JOB:
Each of the entries should be retyped precisely as it appears.

EXERCISE MATERIAL:

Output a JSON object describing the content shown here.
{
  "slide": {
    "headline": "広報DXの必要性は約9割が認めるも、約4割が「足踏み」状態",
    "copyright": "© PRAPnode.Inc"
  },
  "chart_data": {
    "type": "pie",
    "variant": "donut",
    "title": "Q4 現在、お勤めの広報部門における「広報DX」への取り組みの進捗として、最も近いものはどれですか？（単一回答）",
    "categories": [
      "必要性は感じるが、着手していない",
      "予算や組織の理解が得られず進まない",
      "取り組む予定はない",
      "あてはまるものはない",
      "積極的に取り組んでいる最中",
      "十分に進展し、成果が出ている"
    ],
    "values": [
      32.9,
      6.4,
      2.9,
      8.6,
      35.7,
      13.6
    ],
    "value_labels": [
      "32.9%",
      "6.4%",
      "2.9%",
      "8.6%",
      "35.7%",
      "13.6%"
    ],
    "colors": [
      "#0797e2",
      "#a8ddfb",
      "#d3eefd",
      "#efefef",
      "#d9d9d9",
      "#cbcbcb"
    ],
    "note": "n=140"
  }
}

SOLUTION TO THIS EXERCISE:
Output a JSON object describing the content shown here.
{
  "slide": {
    "headline": "広報DXの必要性は約9割が認めるも、約4割が「足踏み」状態",
    "copyright": "© PRAPnode.Inc"
  },
  "chart_data": {
    "type": "pie",
    "variant": "donut",
    "title": "Q4 現在、お勤めの広報部門における「広報DX」への取り組みの進捗として、最も近いものはどれですか？（単一回答）",
    "categories": [
      "必要性は感じるが、着手していない",
      "予算や組織の理解が得られず進まない",
      "取り組む予定はない",
      "あてはまるものはない",
      "積極的に取り組んでいる最中",
      "十分に進展し、成果が出ている"
    ],
    "values": [
      32.9,
      6.4,
      2.9,
      8.6,
      35.7,
      13.6
    ],
    "value_labels": [
      "32.9%",
      "6.4%",
      "2.9%",
      "8.6%",
      "35.7%",
      "13.6%"
    ],
    "colors": [
      "#0797e2",
      "#a8ddfb",
      "#d3eefd",
      "#efefef",
      "#d9d9d9",
      "#cbcbcb"
    ],
    "note": "n=140"
  }
}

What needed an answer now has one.